Problem: Copy each entry as it stands, leaving nothing out.

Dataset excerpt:
··········
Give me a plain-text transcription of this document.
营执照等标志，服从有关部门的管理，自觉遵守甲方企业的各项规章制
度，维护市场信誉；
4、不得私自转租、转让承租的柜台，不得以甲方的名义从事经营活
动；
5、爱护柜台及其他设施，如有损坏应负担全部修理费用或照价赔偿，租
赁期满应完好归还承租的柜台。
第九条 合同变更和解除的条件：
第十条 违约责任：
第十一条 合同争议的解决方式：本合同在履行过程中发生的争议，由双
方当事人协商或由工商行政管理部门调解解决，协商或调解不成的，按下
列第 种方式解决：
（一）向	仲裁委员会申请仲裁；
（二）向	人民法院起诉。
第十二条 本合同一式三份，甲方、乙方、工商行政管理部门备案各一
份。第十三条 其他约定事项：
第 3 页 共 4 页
··········
Task response:
Give me a plain-text transcription of this document.
营执照等标志，服从有关部门的管理，自觉遵守甲方企业的各项规章制
度，维护市场信誉；
4、不得私自转租、转让承租的柜台，不得以甲方的名义从事经营活
动；
5、爱护柜台及其他设施，如有损坏应负担全部修理费用或照价赔偿，租
赁期满应完好归还承租的柜台。
第九条 合同变更和解除的条件：
第十条 违约责任：
第十一条 合同争议的解决方式：本合同在履行过程中发生的争议，由双
方当事人协商或由工商行政管理部门调解解决，协商或调解不成的，按下
列第 种方式解决：
（一）向	仲裁委员会申请仲裁；
（二）向	人民法院起诉。
第十二条 本合同一式三份，甲方、乙方、工商行政管理部门备案各一
份。第十三条 其他约定事项：
第 3 页 共 4 页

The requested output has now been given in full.